:: Provided entries
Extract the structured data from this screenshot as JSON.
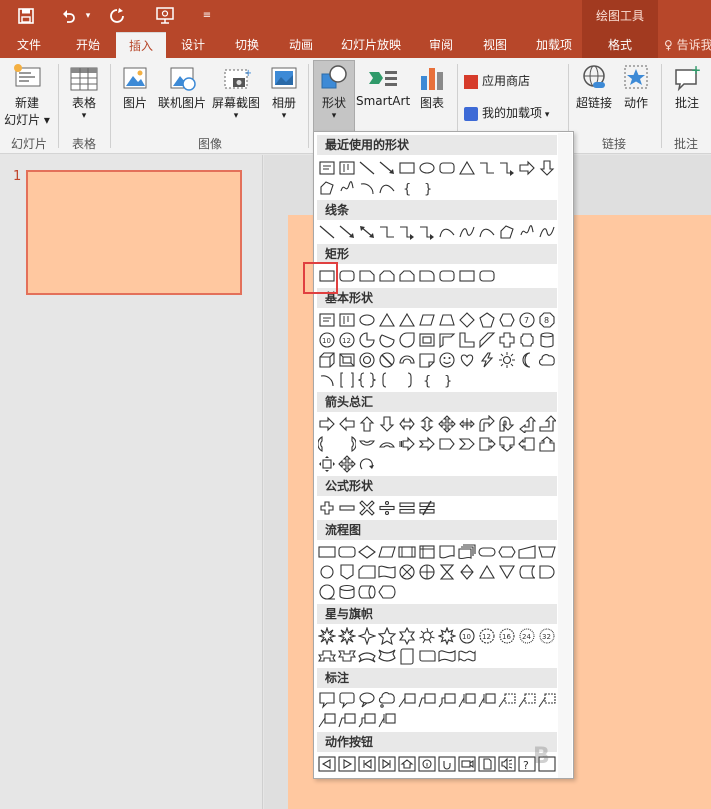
{
  "title_bar": {
    "contextual_tool_title": "绘图工具",
    "qat_icons": [
      "save-icon",
      "undo-icon",
      "dropdown-arrow-icon",
      "redo-icon",
      "present-icon",
      "customize-qat-icon"
    ]
  },
  "tabs": [
    {
      "label": "文件",
      "active": false
    },
    {
      "label": "开始",
      "active": false
    },
    {
      "label": "插入",
      "active": true
    },
    {
      "label": "设计",
      "active": false
    },
    {
      "label": "切换",
      "active": false
    },
    {
      "label": "动画",
      "active": false
    },
    {
      "label": "幻灯片放映",
      "active": false
    },
    {
      "label": "审阅",
      "active": false
    },
    {
      "label": "视图",
      "active": false
    },
    {
      "label": "加载项",
      "active": false
    },
    {
      "label": "格式",
      "active": false
    }
  ],
  "tell_me": "告诉我",
  "ribbon": {
    "new_slide_line1": "新建",
    "new_slide_line2": "幻灯片",
    "group_slides": "幻灯片",
    "table": "表格",
    "group_tables": "表格",
    "picture": "图片",
    "online_picture": "联机图片",
    "screenshot": "屏幕截图",
    "album": "相册",
    "group_images": "图像",
    "shapes": "形状",
    "smartart": "SmartArt",
    "chart": "图表",
    "app_store": "应用商店",
    "my_addins": "我的加载项",
    "hyperlink": "超链接",
    "action": "动作",
    "group_links": "链接",
    "comment": "批注",
    "group_comments": "批注"
  },
  "thumbnail_pane": {
    "slide_number": "1",
    "slide_color": "#ffc8a0"
  },
  "gallery": {
    "categories": {
      "recent": "最近使用的形状",
      "lines": "线条",
      "rect": "矩形",
      "basic": "基本形状",
      "arrows": "箭头总汇",
      "equation": "公式形状",
      "flowchart": "流程图",
      "stars": "星与旗帜",
      "callouts": "标注",
      "actions": "动作按钮"
    },
    "brace_left": "{",
    "brace_right": "}",
    "selected_shape": "矩形"
  },
  "colors": {
    "accent": "#b7472a",
    "slide_bg": "#ffc8a0",
    "selection": "#e04040"
  }
}
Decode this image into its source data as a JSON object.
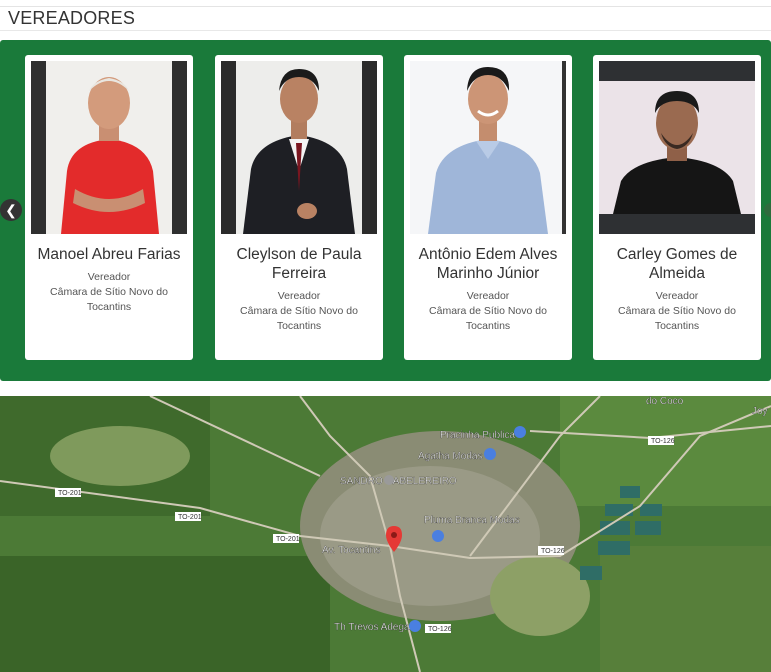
::::
Short task — Collect, from the material above, every line containing the word "JSON".

Correct result —
Extract the structured data from this screenshot as JSON.
Decode this image into its source data as a JSON object.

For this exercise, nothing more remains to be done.